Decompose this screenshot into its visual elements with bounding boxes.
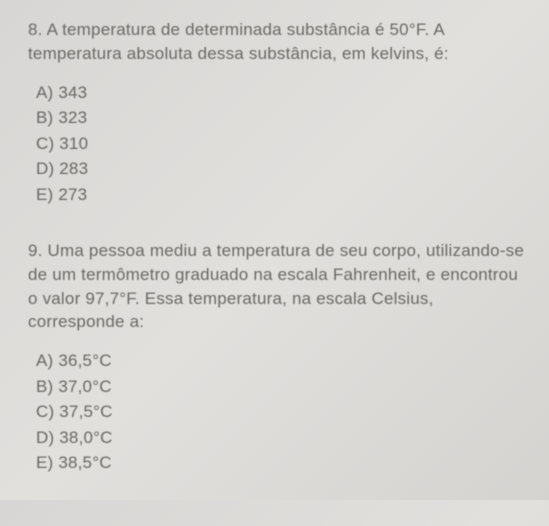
question-9-options: A) 36,5°C B) 37,0°C C) 37,5°C D) 38,0°C … [28, 348, 525, 476]
question-8-options: A) 343 B) 323 C) 310 D) 283 E) 273 [28, 80, 525, 208]
option-9-c-value: 37,5°C [59, 402, 112, 421]
option-9-a-value: 36,5°C [58, 351, 111, 370]
option-8-e-value: 273 [58, 185, 87, 204]
option-9-e-value: 38,5°C [58, 453, 111, 472]
option-9-b: B) 37,0°C [36, 374, 525, 400]
question-9: 9. Uma pessoa mediu a temperatura de seu… [28, 239, 525, 476]
question-8-number: 8. [28, 20, 43, 39]
option-8-a-value: 343 [58, 83, 87, 102]
option-8-d-value: 283 [59, 159, 88, 178]
option-8-d: D) 283 [36, 156, 525, 182]
question-9-number: 9. [28, 241, 43, 260]
question-9-text: 9. Uma pessoa mediu a temperatura de seu… [28, 239, 525, 334]
option-9-b-value: 37,0°C [58, 377, 111, 396]
worksheet-page: 8. A temperatura de determinada substânc… [0, 0, 549, 526]
option-8-c: C) 310 [36, 131, 525, 157]
option-9-d: D) 38,0°C [36, 425, 525, 451]
question-8: 8. A temperatura de determinada substânc… [28, 18, 525, 207]
question-8-body: A temperatura de determinada substância … [28, 20, 449, 63]
option-9-e: E) 38,5°C [36, 450, 525, 476]
option-8-c-value: 310 [59, 134, 88, 153]
option-9-a: A) 36,5°C [36, 348, 525, 374]
option-8-a: A) 343 [36, 80, 525, 106]
question-8-text: 8. A temperatura de determinada substânc… [28, 18, 525, 66]
option-9-d-value: 38,0°C [59, 428, 112, 447]
option-8-b: B) 323 [36, 105, 525, 131]
question-9-body: Uma pessoa mediu a temperatura de seu co… [28, 241, 524, 331]
option-8-b-value: 323 [58, 108, 87, 127]
option-8-e: E) 273 [36, 182, 525, 208]
option-9-c: C) 37,5°C [36, 399, 525, 425]
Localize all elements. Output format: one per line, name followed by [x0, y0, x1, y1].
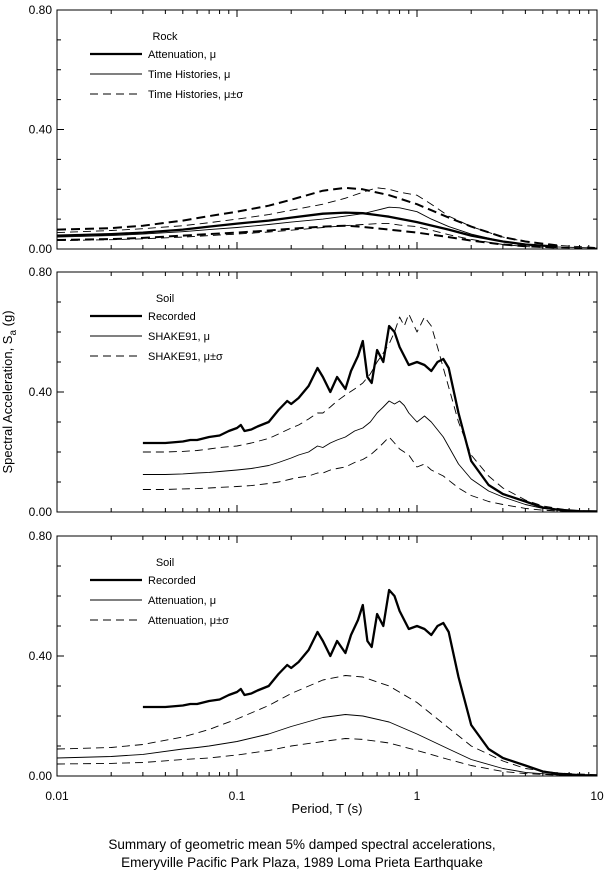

______________________________

- _SHORT EXERCISE_
Reproduce the records above word for word, leaving out the pictures.

- _TASK RESPONSE_
Decompose this screenshot into its visual elements with bounding boxes.
question-9-options: A) 36,5°C B) 37,0°C C) 37,5°C D) 38,0°C … [28, 348, 525, 476]
question-8-options: A) 343 B) 323 C) 310 D) 283 E) 273 [28, 80, 525, 208]
option-9-c-value: 37,5°C [59, 402, 112, 421]
option-9-a-value: 36,5°C [58, 351, 111, 370]
option-8-e-value: 273 [58, 185, 87, 204]
option-9-e-value: 38,5°C [58, 453, 111, 472]
option-9-b: B) 37,0°C [36, 374, 525, 400]
question-9: 9. Uma pessoa mediu a temperatura de seu… [28, 239, 525, 476]
question-8-number: 8. [28, 20, 43, 39]
option-8-a-value: 343 [58, 83, 87, 102]
option-8-d-value: 283 [59, 159, 88, 178]
option-8-d: D) 283 [36, 156, 525, 182]
question-9-number: 9. [28, 241, 43, 260]
question-9-text: 9. Uma pessoa mediu a temperatura de seu… [28, 239, 525, 334]
option-9-b-value: 37,0°C [58, 377, 111, 396]
worksheet-page: 8. A temperatura de determinada substânc… [0, 0, 549, 526]
option-8-c: C) 310 [36, 131, 525, 157]
option-9-d: D) 38,0°C [36, 425, 525, 451]
question-8: 8. A temperatura de determinada substânc… [28, 18, 525, 207]
question-8-body: A temperatura de determinada substância … [28, 20, 449, 63]
option-9-e: E) 38,5°C [36, 450, 525, 476]
option-8-c-value: 310 [59, 134, 88, 153]
option-9-a: A) 36,5°C [36, 348, 525, 374]
option-8-a: A) 343 [36, 80, 525, 106]
question-8-text: 8. A temperatura de determinada substânc… [28, 18, 525, 66]
option-9-d-value: 38,0°C [59, 428, 112, 447]
option-8-b: B) 323 [36, 105, 525, 131]
question-9-body: Uma pessoa mediu a temperatura de seu co… [28, 241, 524, 331]
option-8-b-value: 323 [58, 108, 87, 127]
option-8-e: E) 273 [36, 182, 525, 208]
option-9-c: C) 37,5°C [36, 399, 525, 425]
Localize all elements. Output format: one per line, name followed by [x0, y0, x1, y1].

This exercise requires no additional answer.